┏━━

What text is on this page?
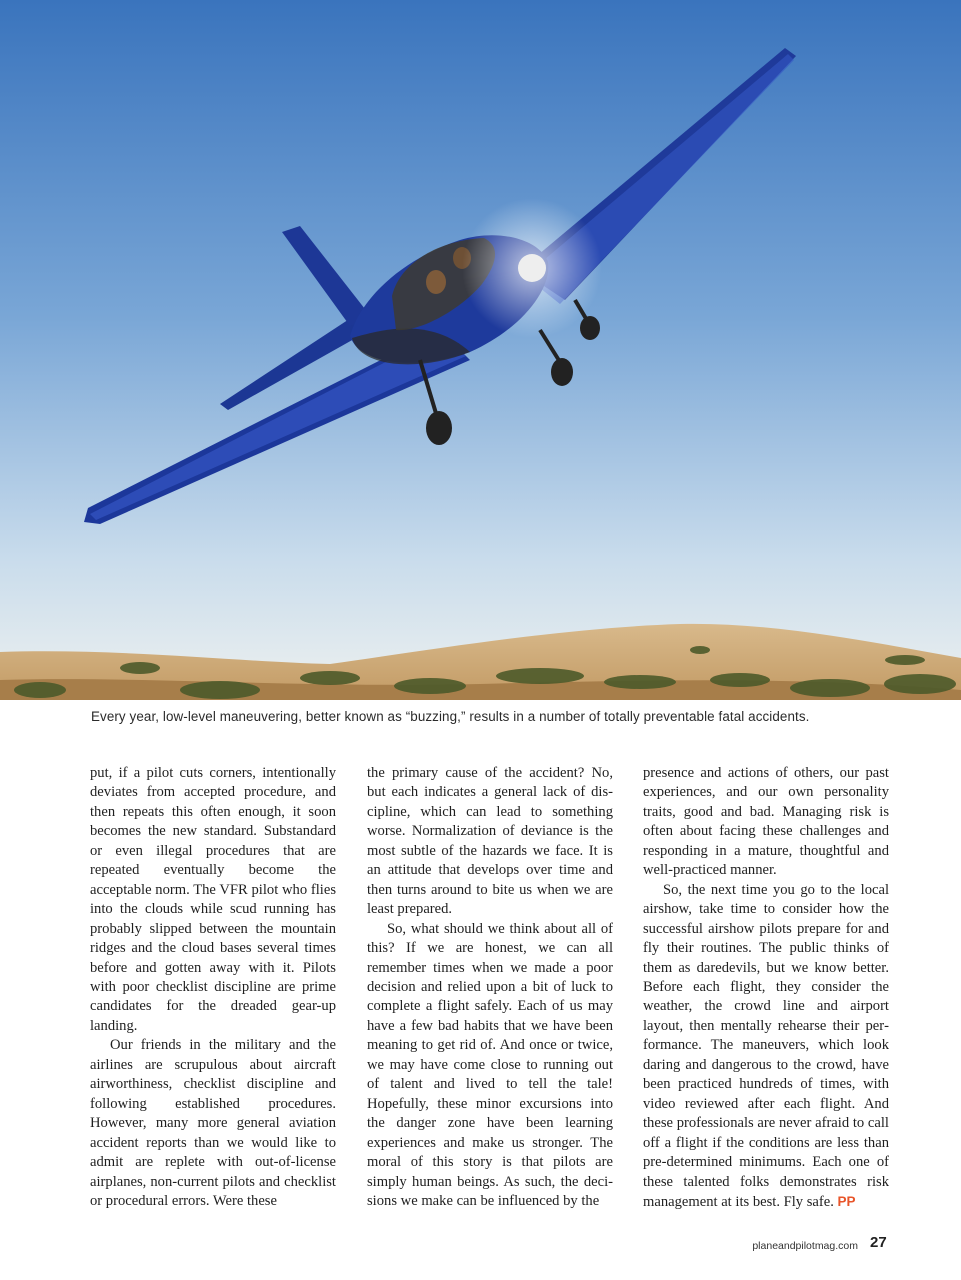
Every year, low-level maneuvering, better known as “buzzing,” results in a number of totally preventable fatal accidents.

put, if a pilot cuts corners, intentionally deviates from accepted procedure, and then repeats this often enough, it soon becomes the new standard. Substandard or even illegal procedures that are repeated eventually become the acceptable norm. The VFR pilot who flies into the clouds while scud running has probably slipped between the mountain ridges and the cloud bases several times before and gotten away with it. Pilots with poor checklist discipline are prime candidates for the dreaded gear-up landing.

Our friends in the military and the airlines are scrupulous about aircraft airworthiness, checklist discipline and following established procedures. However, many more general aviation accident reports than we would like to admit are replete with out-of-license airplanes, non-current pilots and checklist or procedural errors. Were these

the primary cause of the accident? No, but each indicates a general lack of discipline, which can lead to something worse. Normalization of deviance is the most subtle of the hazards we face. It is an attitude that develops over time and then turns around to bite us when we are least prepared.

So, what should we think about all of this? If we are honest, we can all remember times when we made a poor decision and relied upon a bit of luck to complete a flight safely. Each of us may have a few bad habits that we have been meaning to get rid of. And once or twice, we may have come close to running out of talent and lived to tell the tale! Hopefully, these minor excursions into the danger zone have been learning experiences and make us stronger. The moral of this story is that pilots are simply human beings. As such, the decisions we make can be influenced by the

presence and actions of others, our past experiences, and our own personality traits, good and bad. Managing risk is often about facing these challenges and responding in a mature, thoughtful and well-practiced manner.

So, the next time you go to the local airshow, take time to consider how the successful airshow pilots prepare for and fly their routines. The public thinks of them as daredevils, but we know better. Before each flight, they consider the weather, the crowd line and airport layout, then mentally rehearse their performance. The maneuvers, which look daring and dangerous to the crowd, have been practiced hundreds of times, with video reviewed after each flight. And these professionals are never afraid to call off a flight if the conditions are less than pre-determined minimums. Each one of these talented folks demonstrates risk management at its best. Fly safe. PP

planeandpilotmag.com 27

┗━━
┏━━

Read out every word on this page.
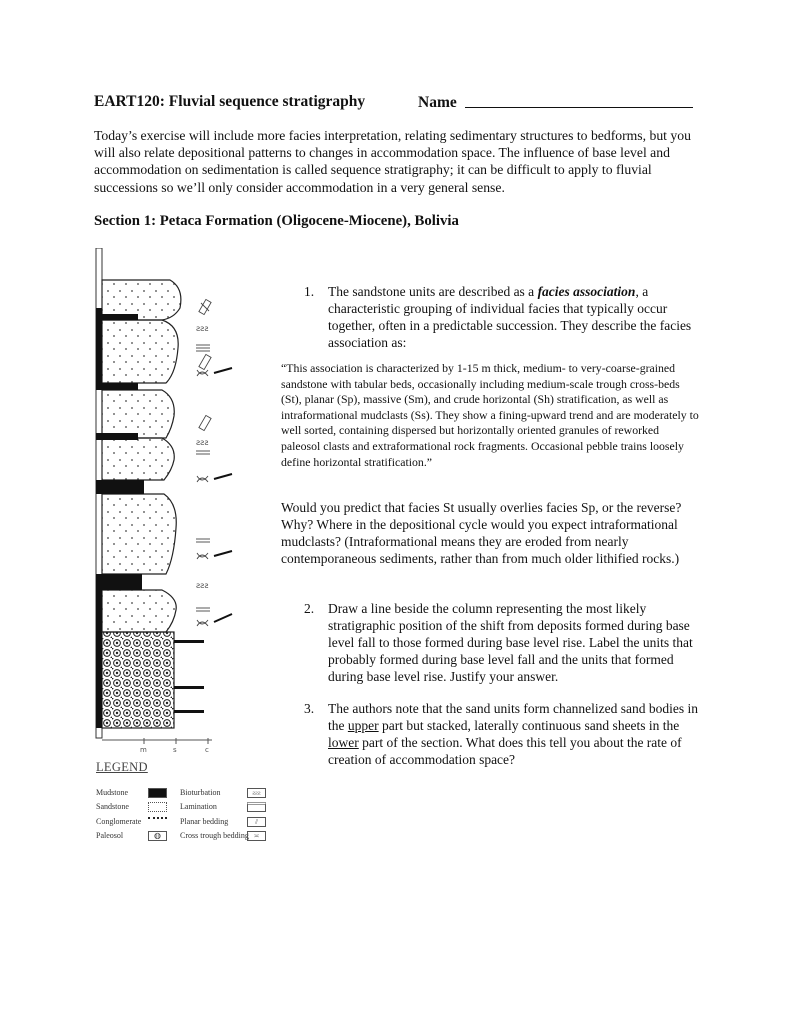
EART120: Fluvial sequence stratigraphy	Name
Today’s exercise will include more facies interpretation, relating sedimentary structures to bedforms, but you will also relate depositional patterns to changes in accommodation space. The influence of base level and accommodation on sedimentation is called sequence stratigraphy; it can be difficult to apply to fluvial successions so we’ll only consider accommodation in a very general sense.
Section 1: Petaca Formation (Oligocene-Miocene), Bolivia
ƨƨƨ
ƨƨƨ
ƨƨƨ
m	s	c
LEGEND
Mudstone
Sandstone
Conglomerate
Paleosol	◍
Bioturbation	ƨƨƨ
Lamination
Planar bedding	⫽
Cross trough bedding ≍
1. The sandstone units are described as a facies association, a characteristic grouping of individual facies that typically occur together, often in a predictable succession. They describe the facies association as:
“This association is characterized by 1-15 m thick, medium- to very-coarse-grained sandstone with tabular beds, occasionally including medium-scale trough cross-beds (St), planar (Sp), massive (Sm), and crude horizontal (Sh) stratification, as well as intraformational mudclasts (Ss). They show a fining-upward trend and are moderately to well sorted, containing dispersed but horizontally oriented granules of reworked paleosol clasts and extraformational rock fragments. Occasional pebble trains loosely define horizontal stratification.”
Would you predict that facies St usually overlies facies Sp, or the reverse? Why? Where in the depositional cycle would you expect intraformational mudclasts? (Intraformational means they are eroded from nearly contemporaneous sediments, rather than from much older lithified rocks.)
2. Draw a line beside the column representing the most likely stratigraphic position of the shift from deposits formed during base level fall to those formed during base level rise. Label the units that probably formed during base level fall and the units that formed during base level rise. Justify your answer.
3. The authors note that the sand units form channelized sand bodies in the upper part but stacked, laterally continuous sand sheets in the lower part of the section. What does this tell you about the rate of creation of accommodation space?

┗━━
┏━━

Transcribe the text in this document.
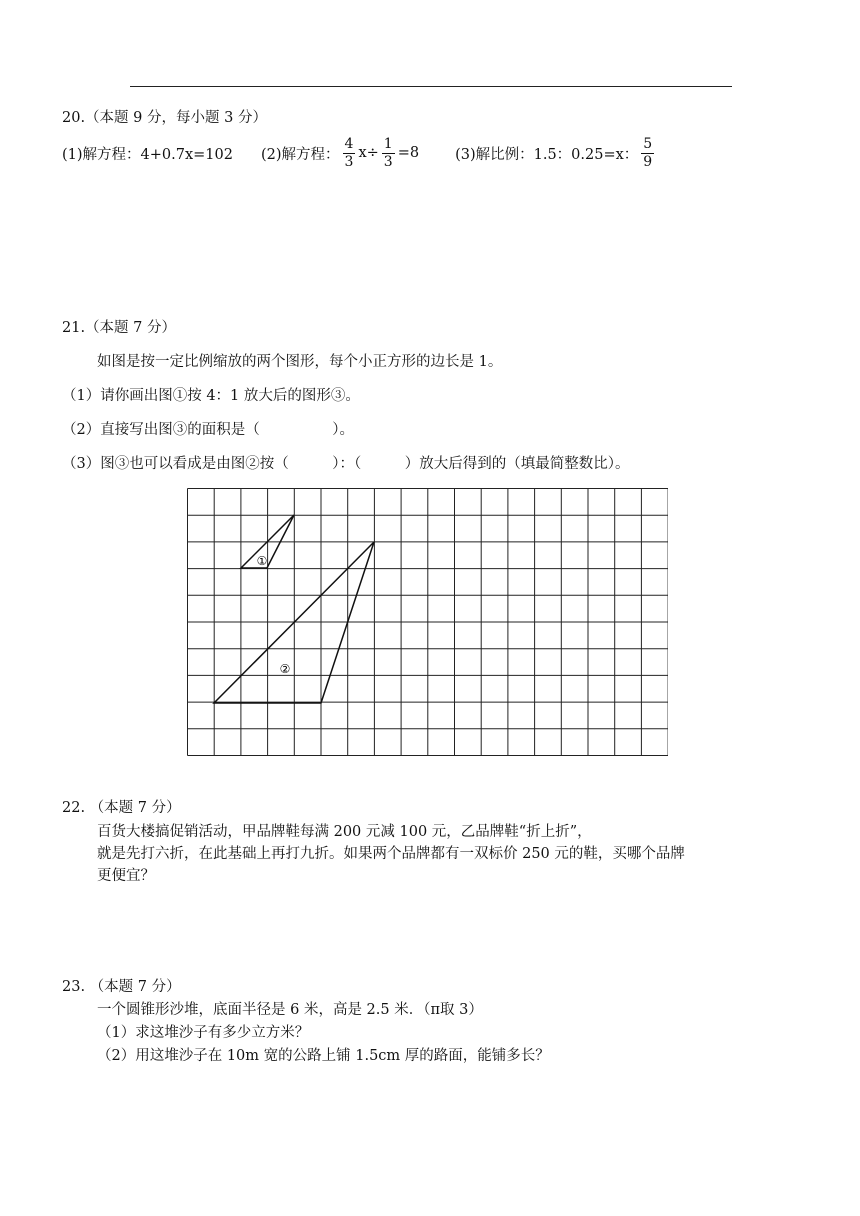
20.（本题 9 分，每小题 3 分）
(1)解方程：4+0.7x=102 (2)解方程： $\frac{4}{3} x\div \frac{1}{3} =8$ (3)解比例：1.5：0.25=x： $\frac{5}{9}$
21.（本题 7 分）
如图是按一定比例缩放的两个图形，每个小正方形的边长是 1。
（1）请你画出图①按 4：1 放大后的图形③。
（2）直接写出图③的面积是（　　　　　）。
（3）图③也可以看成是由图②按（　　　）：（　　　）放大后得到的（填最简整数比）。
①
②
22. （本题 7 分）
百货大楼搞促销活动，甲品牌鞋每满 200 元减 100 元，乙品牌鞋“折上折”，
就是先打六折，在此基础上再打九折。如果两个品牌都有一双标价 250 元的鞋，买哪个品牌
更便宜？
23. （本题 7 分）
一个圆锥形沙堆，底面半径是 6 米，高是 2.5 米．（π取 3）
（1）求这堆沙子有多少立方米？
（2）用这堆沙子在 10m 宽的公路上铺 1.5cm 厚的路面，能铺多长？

┗━━

- STATED TASK
Search the entries for the string "checklist" and collect each line that has it.

- TASK OUTPUT
put, if a pilot cuts corners, intentionally deviates from accepted procedure, and then repeats this often enough, it soon becomes the new standard. Substandard or even illegal procedures that are repeated eventually become the acceptable norm. The VFR pilot who flies into the clouds while scud running has probably slipped between the mountain ridges and the cloud bases several times before and gotten away with it. Pilots with poor checklist discipline are prime candidates for the dreaded gear-up landing.
Our friends in the military and the airlines are scrupulous about aircraft airworthiness, checklist discipline and following established procedures. However, many more general aviation accident reports than we would like to admit are replete with out-of-license airplanes, non-current pilots and checklist or procedural errors. Were these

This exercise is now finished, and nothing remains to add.